*Set exercise*
Identify every line in the records below that contains the word "ボアソルチ", and reproduce each one.

*Provided material*
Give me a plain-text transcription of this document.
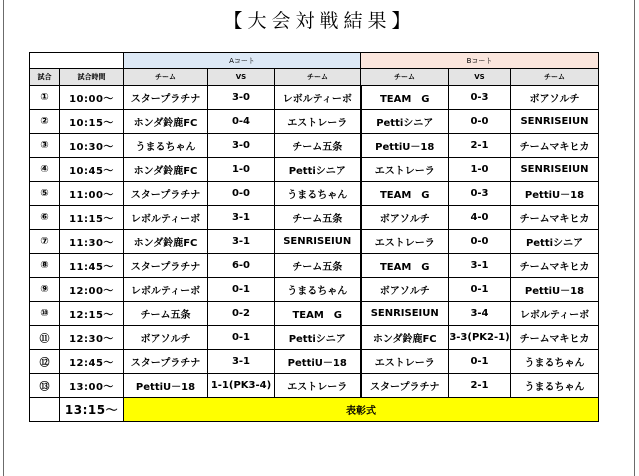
【大会対戦結果】
		Aコート			Bコート		
試合	試合時間	チーム	VS	チーム	チーム	VS	チーム
①	10:00～	スタープラチナ	3-0	レボルティーボ	TEAM　G	0-3	ボアソルチ
②	10:15～	ホンダ鈴鹿FC	0-4	エストレーラ	Pettiシニア	0-0	SENRISEIUN
③	10:30～	うまるちゃん	3-0	チーム五条	PettiU－18	2-1	チームマキヒカ
④	10:45～	ホンダ鈴鹿FC	1-0	Pettiシニア	エストレーラ	1-0	SENRISEIUN
⑤	11:00～	スタープラチナ	0-0	うまるちゃん	TEAM　G	0-3	PettiU－18
⑥	11:15～	レボルティーボ	3-1	チーム五条	ボアソルチ	4-0	チームマキヒカ
⑦	11:30～	ホンダ鈴鹿FC	3-1	SENRISEIUN	エストレーラ	0-0	Pettiシニア
⑧	11:45～	スタープラチナ	6-0	チーム五条	TEAM　G	3-1	チームマキヒカ
⑨	12:00～	レボルティーボ	0-1	うまるちゃん	ボアソルチ	0-1	PettiU－18
⑩	12:15～	チーム五条	0-2	TEAM　G	SENRISEIUN	3-4	レボルティーボ
⑪	12:30～	ボアソルチ	0-1	Pettiシニア	ホンダ鈴鹿FC	3-3(PK2-1)	チームマキヒカ
⑫	12:45～	スタープラチナ	3-1	PettiU－18	エストレーラ	0-1	うまるちゃん
⑬	13:00～	PettiU－18	1-1(PK3-4)	エストレーラ	スタープラチナ	2-1	うまるちゃん
	13:15～	表彰式					
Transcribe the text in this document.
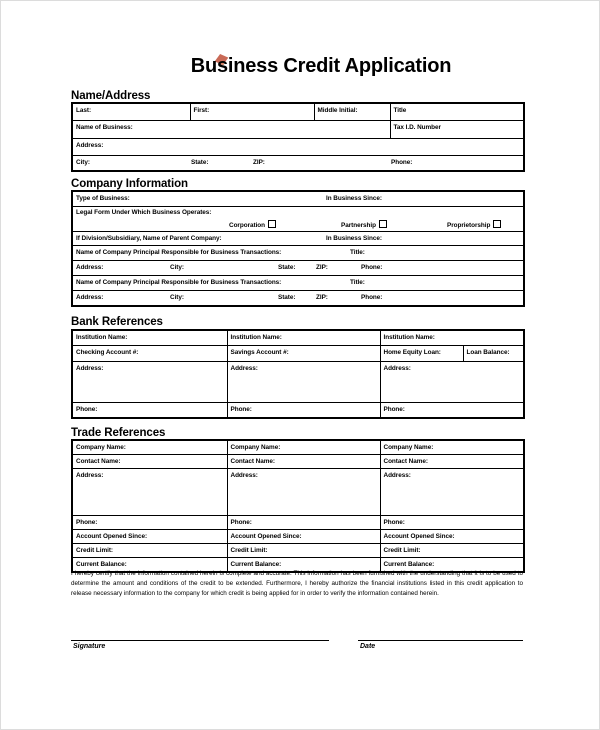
Business Credit Application
Name/Address
Last:	First:	Middle Initial:	Title

Name of Business:			Tax I.D. Number

Address:			

City: State: ZIP: Phone:			
Company Information
Type of Business:	In Business Since:

Legal Form Under Which Business Operates:
Corporation	Partnership	Proprietorship

If Division/Subsidiary, Name of Parent Company:	In Business Since:

Name of Company Principal Responsible for Business Transactions:	Title:

Address:	City:	State:	ZIP:	Phone:

Name of Company Principal Responsible for Business Transactions:	Title:

Address:	City:	State:	ZIP:	Phone:
Bank References
Institution Name:	Institution Name:	Institution Name:	

Checking Account #:	Savings Account #:	Home Equity Loan:	Loan Balance:

Address:	Address:	Address:	

Phone:	Phone:	Phone:	
Trade References
Company Name:	Company Name:	Company Name:

Contact Name:	Contact Name:	Contact Name:

Address:	Address:	Address:

Phone:	Phone:	Phone:

Account Opened Since:	Account Opened Since:	Account Opened Since:

Credit Limit:	Credit Limit:	Credit Limit:

Current Balance:	Current Balance:	Current Balance:
I hereby certify that the information contained herein is complete and accurate. This information has been furnished with the understanding that it is to be used to determine the amount and conditions of the credit to be extended. Furthermore, I hereby authorize the financial institutions listed in this credit application to release necessary information to the company for which credit is being applied for in order to verify the information contained herein.
Signature	Date
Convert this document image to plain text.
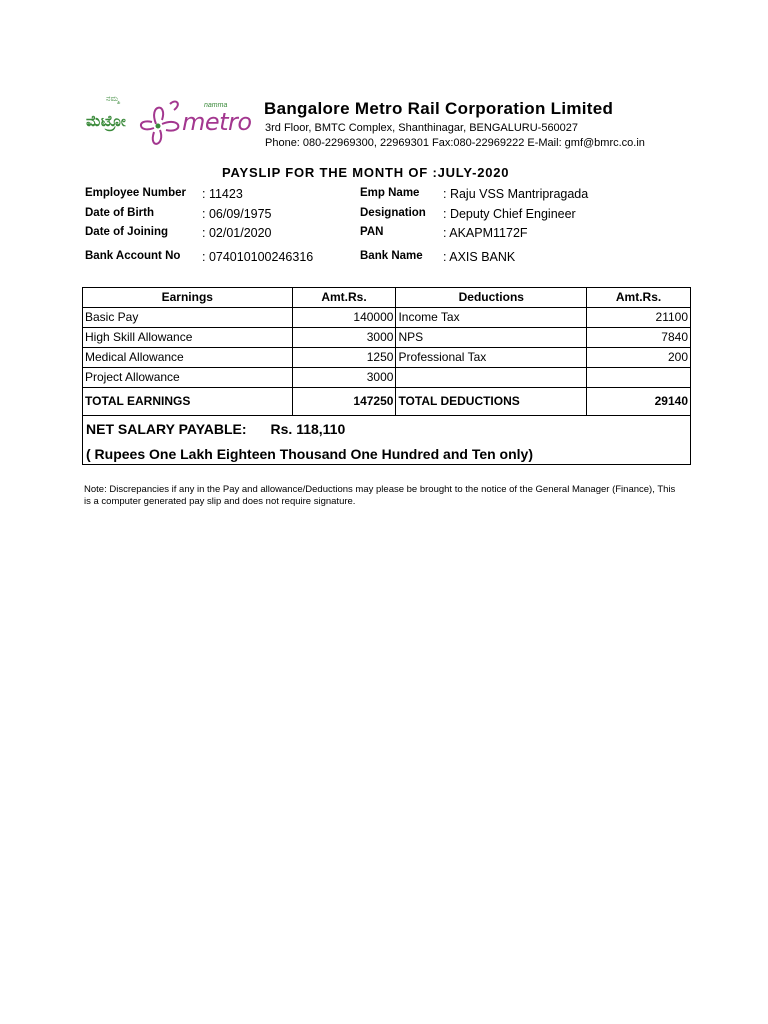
ನಮ್ಮ
ಮೆಟ್ರೋ
namma
metro Bangalore Metro Rail Corporation Limited
3rd Floor, BMTC Complex, Shanthinagar, BENGALURU-560027
Phone: 080-22969300, 22969301 Fax:080-22969222 E-Mail: gmf@bmrc.co.in
PAYSLIP FOR THE MONTH OF :JULY-2020
Employee Number : 11423
Date of Birth	: 06/09/1975
Date of Joining	: 02/01/2020
Bank Account No : 074010100246316
Emp Name : Raju VSS Mantripragada
Designation : Deputy Chief Engineer
PAN	: AKAPM1172F
Bank Name : AXIS BANK
Earnings	Amt.Rs.	Deductions	Amt.Rs.
Basic Pay	140000	Income Tax	21100
High Skill Allowance	3000	NPS	7840
Medical Allowance	1250	Professional Tax	200
Project Allowance	3000		
TOTAL EARNINGS	147250	TOTAL DEDUCTIONS	29140

NET SALARY PAYABLE: Rs. 118,110
( Rupees One Lakh Eighteen Thousand One Hundred and Ten only)			
Note: Discrepancies if any in the Pay and allowance/Deductions may please be brought to the notice of the General Manager (Finance), This is a computer generated pay slip and does not require signature.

*Solution to this task*
①	10:00～	スタープラチナ	3-0	レボルティーボ	TEAM　G	0-3	ボアソルチ
⑥	11:15～	レボルティーボ	3-1	チーム五条	ボアソルチ	4-0	チームマキヒカ
⑨	12:00～	レボルティーボ	0-1	うまるちゃん	ボアソルチ	0-1	PettiU－18
⑪	12:30～	ボアソルチ	0-1	Pettiシニア	ホンダ鈴鹿FC	3-3(PK2-1)	チームマキヒカ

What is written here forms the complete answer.